Problem to solve ::
Print every entry word for word, but omit the pictures.

## Begin Record excerpts

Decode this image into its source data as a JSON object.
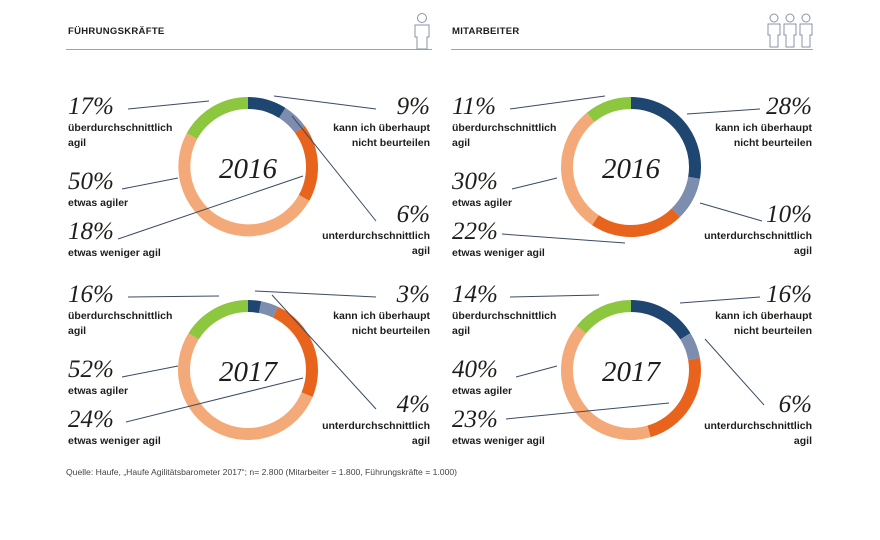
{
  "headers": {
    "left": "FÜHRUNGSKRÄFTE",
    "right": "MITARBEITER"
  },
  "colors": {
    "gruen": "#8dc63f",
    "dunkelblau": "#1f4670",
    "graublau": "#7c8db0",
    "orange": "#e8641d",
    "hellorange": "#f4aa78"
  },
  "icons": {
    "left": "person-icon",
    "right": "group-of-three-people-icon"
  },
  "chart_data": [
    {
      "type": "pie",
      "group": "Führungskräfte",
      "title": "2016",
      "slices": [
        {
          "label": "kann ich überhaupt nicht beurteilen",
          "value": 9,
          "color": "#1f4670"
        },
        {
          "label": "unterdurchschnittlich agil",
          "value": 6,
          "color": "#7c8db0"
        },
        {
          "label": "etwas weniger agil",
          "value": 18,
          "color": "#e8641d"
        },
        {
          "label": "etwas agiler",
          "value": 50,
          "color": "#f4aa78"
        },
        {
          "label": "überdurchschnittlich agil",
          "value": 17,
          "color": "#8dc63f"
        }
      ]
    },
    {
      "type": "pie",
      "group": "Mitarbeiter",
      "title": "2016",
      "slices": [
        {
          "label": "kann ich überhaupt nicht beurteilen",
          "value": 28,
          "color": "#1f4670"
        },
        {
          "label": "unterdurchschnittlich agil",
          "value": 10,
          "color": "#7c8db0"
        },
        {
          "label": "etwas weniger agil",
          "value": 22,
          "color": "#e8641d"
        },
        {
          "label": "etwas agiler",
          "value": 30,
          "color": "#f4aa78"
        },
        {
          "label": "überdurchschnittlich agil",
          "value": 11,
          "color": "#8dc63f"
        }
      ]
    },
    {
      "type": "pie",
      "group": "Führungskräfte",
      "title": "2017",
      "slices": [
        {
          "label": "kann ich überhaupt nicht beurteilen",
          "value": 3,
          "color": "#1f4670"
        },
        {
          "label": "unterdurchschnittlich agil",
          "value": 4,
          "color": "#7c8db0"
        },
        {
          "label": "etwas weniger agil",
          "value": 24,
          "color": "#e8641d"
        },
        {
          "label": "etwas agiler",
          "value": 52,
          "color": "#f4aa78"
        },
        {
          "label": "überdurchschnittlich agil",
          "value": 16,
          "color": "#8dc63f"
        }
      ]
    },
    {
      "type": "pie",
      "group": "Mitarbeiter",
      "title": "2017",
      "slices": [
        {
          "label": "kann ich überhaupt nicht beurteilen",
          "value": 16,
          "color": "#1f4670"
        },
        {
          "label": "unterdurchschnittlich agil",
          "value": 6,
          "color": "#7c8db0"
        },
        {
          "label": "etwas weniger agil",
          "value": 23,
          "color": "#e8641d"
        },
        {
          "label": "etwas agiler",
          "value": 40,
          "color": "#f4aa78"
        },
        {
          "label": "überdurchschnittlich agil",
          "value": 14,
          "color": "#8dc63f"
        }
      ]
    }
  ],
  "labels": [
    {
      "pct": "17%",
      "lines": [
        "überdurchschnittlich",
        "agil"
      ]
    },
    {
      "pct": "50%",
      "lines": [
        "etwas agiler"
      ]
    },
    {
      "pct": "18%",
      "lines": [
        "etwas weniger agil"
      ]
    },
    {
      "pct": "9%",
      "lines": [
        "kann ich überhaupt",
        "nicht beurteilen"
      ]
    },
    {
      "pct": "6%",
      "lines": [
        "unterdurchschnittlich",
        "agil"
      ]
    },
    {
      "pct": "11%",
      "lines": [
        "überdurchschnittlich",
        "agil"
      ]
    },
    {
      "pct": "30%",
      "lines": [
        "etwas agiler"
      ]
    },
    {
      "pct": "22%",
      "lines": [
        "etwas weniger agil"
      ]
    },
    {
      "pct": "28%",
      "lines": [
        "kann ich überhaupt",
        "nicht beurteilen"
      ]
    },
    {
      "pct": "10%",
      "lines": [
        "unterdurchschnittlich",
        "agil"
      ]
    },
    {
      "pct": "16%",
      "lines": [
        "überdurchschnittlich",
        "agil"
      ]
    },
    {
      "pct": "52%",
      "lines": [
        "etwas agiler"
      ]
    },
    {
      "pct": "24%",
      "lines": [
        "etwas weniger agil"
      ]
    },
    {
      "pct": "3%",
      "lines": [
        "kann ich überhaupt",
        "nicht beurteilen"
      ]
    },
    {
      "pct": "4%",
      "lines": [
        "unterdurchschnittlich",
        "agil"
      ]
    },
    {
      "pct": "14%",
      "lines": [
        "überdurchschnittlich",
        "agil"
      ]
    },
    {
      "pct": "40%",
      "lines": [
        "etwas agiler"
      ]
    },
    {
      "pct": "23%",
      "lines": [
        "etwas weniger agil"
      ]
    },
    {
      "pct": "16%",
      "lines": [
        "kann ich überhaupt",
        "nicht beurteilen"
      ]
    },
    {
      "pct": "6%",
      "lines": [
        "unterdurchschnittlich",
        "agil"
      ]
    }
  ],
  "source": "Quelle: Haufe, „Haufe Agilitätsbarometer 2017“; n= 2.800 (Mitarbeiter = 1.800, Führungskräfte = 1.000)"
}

## End Record excerpts

Written response ::
Decode this image into its source data as a JSON object.
{
  "headers": {
    "left": "FÜHRUNGSKRÄFTE",
    "right": "MITARBEITER"
  },
  "colors": {
    "gruen": "#8dc63f",
    "dunkelblau": "#1f4670",
    "graublau": "#7c8db0",
    "orange": "#e8641d",
    "hellorange": "#f4aa78"
  },
  "icons": {
    "left": "person-icon",
    "right": "group-of-three-people-icon"
  },
  "chart_data": [
    {
      "type": "pie",
      "group": "Führungskräfte",
      "title": "2016",
      "slices": [
        {
          "label": "kann ich überhaupt nicht beurteilen",
          "value": 9,
          "color": "#1f4670"
        },
        {
          "label": "unterdurchschnittlich agil",
          "value": 6,
          "color": "#7c8db0"
        },
        {
          "label": "etwas weniger agil",
          "value": 18,
          "color": "#e8641d"
        },
        {
          "label": "etwas agiler",
          "value": 50,
          "color": "#f4aa78"
        },
        {
          "label": "überdurchschnittlich agil",
          "value": 17,
          "color": "#8dc63f"
        }
      ]
    },
    {
      "type": "pie",
      "group": "Mitarbeiter",
      "title": "2016",
      "slices": [
        {
          "label": "kann ich überhaupt nicht beurteilen",
          "value": 28,
          "color": "#1f4670"
        },
        {
          "label": "unterdurchschnittlich agil",
          "value": 10,
          "color": "#7c8db0"
        },
        {
          "label": "etwas weniger agil",
          "value": 22,
          "color": "#e8641d"
        },
        {
          "label": "etwas agiler",
          "value": 30,
          "color": "#f4aa78"
        },
        {
          "label": "überdurchschnittlich agil",
          "value": 11,
          "color": "#8dc63f"
        }
      ]
    },
    {
      "type": "pie",
      "group": "Führungskräfte",
      "title": "2017",
      "slices": [
        {
          "label": "kann ich überhaupt nicht beurteilen",
          "value": 3,
          "color": "#1f4670"
        },
        {
          "label": "unterdurchschnittlich agil",
          "value": 4,
          "color": "#7c8db0"
        },
        {
          "label": "etwas weniger agil",
          "value": 24,
          "color": "#e8641d"
        },
        {
          "label": "etwas agiler",
          "value": 52,
          "color": "#f4aa78"
        },
        {
          "label": "überdurchschnittlich agil",
          "value": 16,
          "color": "#8dc63f"
        }
      ]
    },
    {
      "type": "pie",
      "group": "Mitarbeiter",
      "title": "2017",
      "slices": [
        {
          "label": "kann ich überhaupt nicht beurteilen",
          "value": 16,
          "color": "#1f4670"
        },
        {
          "label": "unterdurchschnittlich agil",
          "value": 6,
          "color": "#7c8db0"
        },
        {
          "label": "etwas weniger agil",
          "value": 23,
          "color": "#e8641d"
        },
        {
          "label": "etwas agiler",
          "value": 40,
          "color": "#f4aa78"
        },
        {
          "label": "überdurchschnittlich agil",
          "value": 14,
          "color": "#8dc63f"
        }
      ]
    }
  ],
  "labels": [
    {
      "pct": "17%",
      "lines": [
        "überdurchschnittlich",
        "agil"
      ]
    },
    {
      "pct": "50%",
      "lines": [
        "etwas agiler"
      ]
    },
    {
      "pct": "18%",
      "lines": [
        "etwas weniger agil"
      ]
    },
    {
      "pct": "9%",
      "lines": [
        "kann ich überhaupt",
        "nicht beurteilen"
      ]
    },
    {
      "pct": "6%",
      "lines": [
        "unterdurchschnittlich",
        "agil"
      ]
    },
    {
      "pct": "11%",
      "lines": [
        "überdurchschnittlich",
        "agil"
      ]
    },
    {
      "pct": "30%",
      "lines": [
        "etwas agiler"
      ]
    },
    {
      "pct": "22%",
      "lines": [
        "etwas weniger agil"
      ]
    },
    {
      "pct": "28%",
      "lines": [
        "kann ich überhaupt",
        "nicht beurteilen"
      ]
    },
    {
      "pct": "10%",
      "lines": [
        "unterdurchschnittlich",
        "agil"
      ]
    },
    {
      "pct": "16%",
      "lines": [
        "überdurchschnittlich",
        "agil"
      ]
    },
    {
      "pct": "52%",
      "lines": [
        "etwas agiler"
      ]
    },
    {
      "pct": "24%",
      "lines": [
        "etwas weniger agil"
      ]
    },
    {
      "pct": "3%",
      "lines": [
        "kann ich überhaupt",
        "nicht beurteilen"
      ]
    },
    {
      "pct": "4%",
      "lines": [
        "unterdurchschnittlich",
        "agil"
      ]
    },
    {
      "pct": "14%",
      "lines": [
        "überdurchschnittlich",
        "agil"
      ]
    },
    {
      "pct": "40%",
      "lines": [
        "etwas agiler"
      ]
    },
    {
      "pct": "23%",
      "lines": [
        "etwas weniger agil"
      ]
    },
    {
      "pct": "16%",
      "lines": [
        "kann ich überhaupt",
        "nicht beurteilen"
      ]
    },
    {
      "pct": "6%",
      "lines": [
        "unterdurchschnittlich",
        "agil"
      ]
    }
  ],
  "source": "Quelle: Haufe, „Haufe Agilitätsbarometer 2017“; n= 2.800 (Mitarbeiter = 1.800, Führungskräfte = 1.000)"
}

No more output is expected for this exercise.